Dokumenttext:
########

Dies ist ein Gastartikel von Michal Kohútek. Er hat die Oculus Go für uns getestet!
Schon damals, als die erste Oculus Rift erschienen ist, dicht gefolgt von der HTC Vive war ich sehr versucht diese zu kaufen, da ich mich sehr für Technik begeistern kann.
Nur für ein paar nette Virtual Reality Momente in Spielen kam die Anschaffung eines VR Headset und dem dazu nötigen High-End Computer für über 1500€ nicht in Frage.
Außerdem teile ich mir eine Wohnung mit anderen Familienmitgliedern und habe deshalb nicht genug Platz um mich mit dem VR Headset bewegen zu können.
Als Open Source Befürworter ist es mir ein Rätsel weshalb weder Oculus noch SteamVR gut unter GNU/Linux funktionieren.
SteamVR funktioniert zwar unter Linux, allerdings fehlen viele Treiber und Apps.
Deshalb habe ich beschlossen zu warten bis es neue, günstigere Modelle gibt und ich mehr Platz im Wohnzimmer habe.
Dann ist etwas sehr cooles passiert: Sowohl Samsung als auch Google fingen an sich für den VR Markt zu interessieren.
Ich war gerade auf der Suche nach einem neuen Mittelklasse Android Smartphone was mein kaputtes Ubuntu Phone ersetzen sollte und das Axon 7 wäre sogar mit Google Daydream kompatibel gewesen.

########

Aufgabenliste:
(A) Gib einen Abschnitt aus dem Bericht über VR-Headsets wortgetreu wieder. Setze bei den Worten „Ich war gerade“ ein und ende nach „Daydream kompatibel gewesen.“.
(B) Führe den Bericht über VR-Headsets im Anschluss an seinen letzten Satz weiter.
Die folgenden Daten sind eigenständiges Material und gehören nicht zum Bericht über VR-Headsets.

Rohdaten:
########

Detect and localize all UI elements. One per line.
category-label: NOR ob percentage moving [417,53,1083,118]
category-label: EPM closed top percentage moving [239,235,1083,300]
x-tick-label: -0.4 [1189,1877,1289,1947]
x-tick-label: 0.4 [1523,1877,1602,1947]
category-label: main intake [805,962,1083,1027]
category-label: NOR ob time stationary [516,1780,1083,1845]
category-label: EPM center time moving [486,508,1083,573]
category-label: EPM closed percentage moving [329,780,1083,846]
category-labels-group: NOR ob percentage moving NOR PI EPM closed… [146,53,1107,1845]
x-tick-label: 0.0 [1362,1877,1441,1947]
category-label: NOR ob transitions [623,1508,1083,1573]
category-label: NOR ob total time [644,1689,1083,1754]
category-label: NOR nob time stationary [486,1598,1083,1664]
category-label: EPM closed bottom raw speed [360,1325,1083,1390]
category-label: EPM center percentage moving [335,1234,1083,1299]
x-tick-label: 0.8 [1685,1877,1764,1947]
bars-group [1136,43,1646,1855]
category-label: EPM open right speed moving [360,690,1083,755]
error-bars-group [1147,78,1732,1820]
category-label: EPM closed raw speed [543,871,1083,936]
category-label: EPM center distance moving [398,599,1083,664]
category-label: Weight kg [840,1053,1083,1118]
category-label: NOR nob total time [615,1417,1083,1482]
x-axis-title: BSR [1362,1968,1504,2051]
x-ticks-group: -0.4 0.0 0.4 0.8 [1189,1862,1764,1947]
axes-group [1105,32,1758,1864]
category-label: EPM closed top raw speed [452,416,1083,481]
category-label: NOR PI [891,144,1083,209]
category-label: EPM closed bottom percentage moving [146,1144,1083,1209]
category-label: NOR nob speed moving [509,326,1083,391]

########

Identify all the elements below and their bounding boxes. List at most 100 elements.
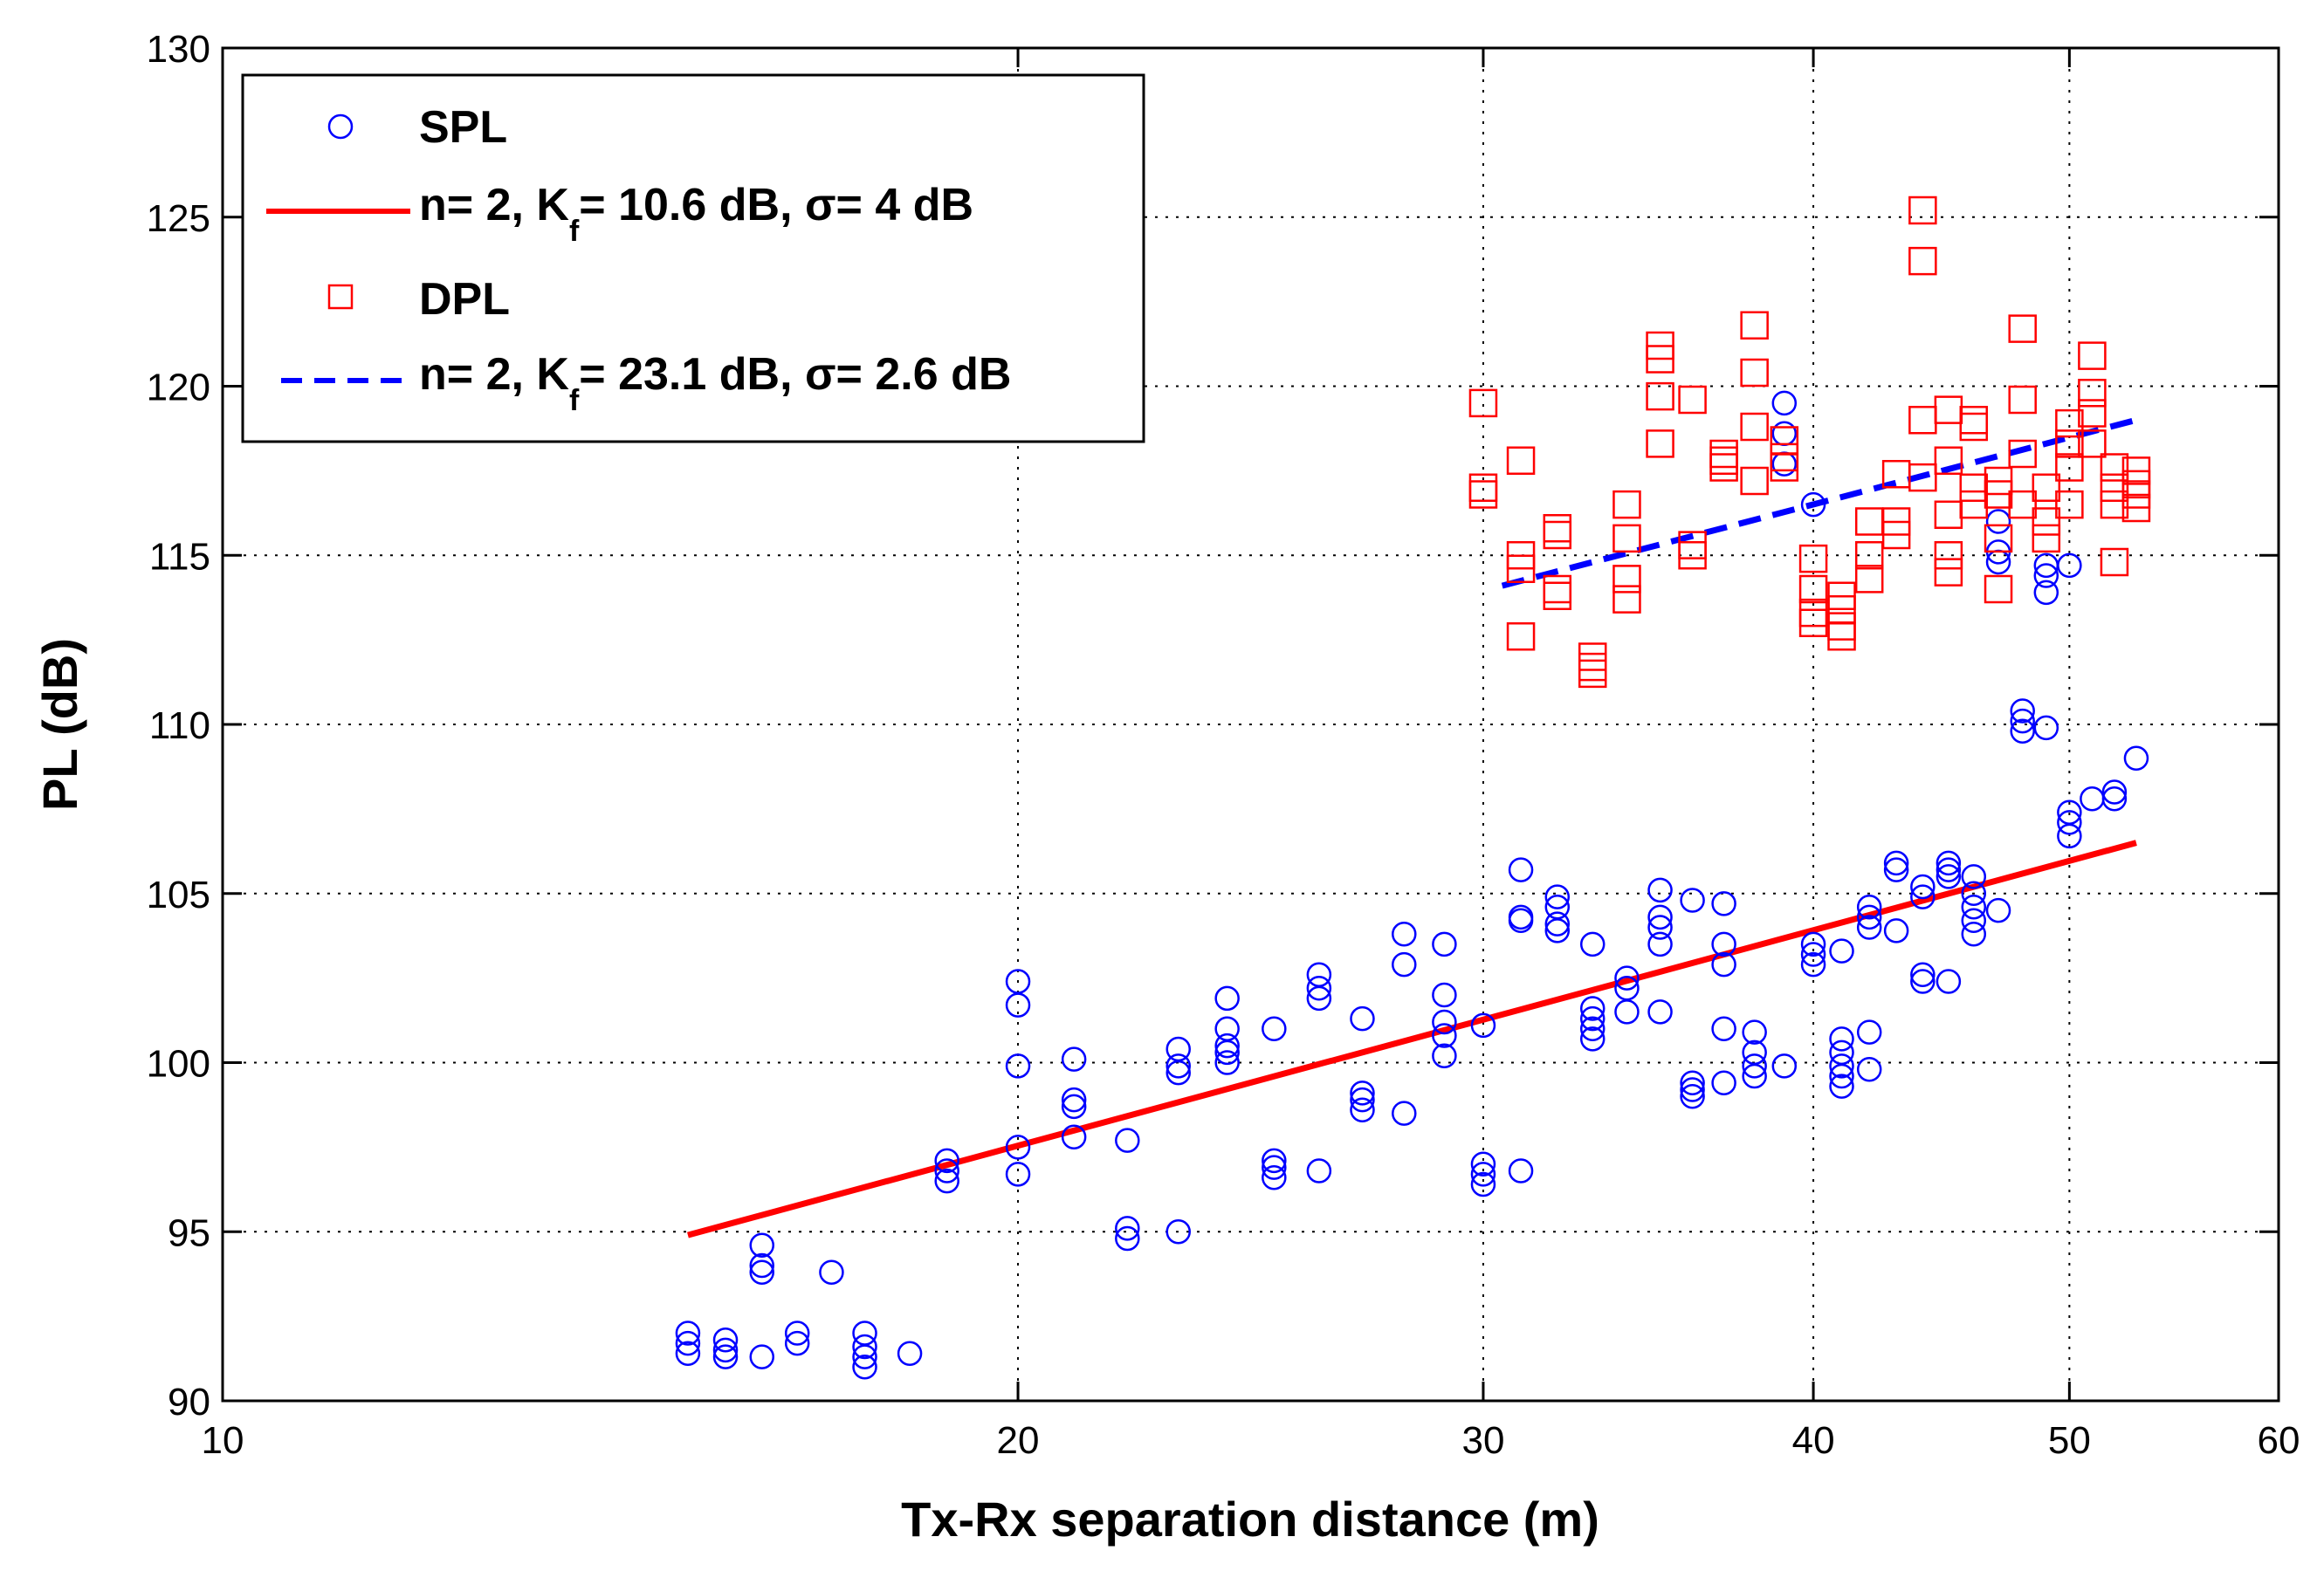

########

Lösungen:
(A)
Ich war gerade auf der Suche nach einem neuen Mittelklasse Android Smartphone was mein kaputtes Ubuntu Phone ersetzen sollte und das Axon 7 wäre sogar mit Google Daydream kompatibel gewesen.

(B)
Leider hat die Daydream Plattform das selbe Problem wie die meisten neuen Google Produkte: Erst startet man ein neues, cooles Projekt und Produkt, dann setzt man es aus und irgendwann verhungert es wegen fehlendem Support.
Bei Samsung‘s Gear VR sieht es schon besser aus dank der Unterstützung von Facebook‘s Oculus. Leider wird hier ein Flagship Galaxy Smartphone von Samsung vorausgesetzt was den Geldbeutel eines Informatikstudenten in der Slowakei sehr schnell sprengt.
Dieses Problem löste sich von selbst als die Oculus Go vorgestellt wurde. Ein eigenständiges VR Headset für 200€.
Hardware
Angesichts des Preises verwundert es nicht, dass die Oculus Go nicht wirklich mit den Spezifikationen beeindrucken kann.
Der angepasste Snapdragon 821, 3GB RAM, das mit 2560×1440 Pixel auflösende 5,5″ LCD-Display mit 60-72Hz sowie die Fresnellinsen mit 100° Sichtfeld genügen allerdings für ein gutes VR-Erlebnis zu einem günstigen Preis.
CPU und RAM ordnen es in die „Flaggschiff von 2016“-Kategorie ein, aber da sie schön übertaktet, für VR optimiert und mit einem großen Kühlkörper (ganze Front des Gerätes) ausgestattet ist, hält es gut mit.
Ich erlebe manchmal Dropped Frames und Stottern in der Benutzeroberfläche, oder einige ruckelnde Spiele (Racket Fury, du bist gemeint), aber die Gesamtleistung ist verdammt beeindruckend.
Die Grafikausgabe ist das, was man von einem mobilen VR-Headset erwarten würde, aber das stört mich nicht sehr.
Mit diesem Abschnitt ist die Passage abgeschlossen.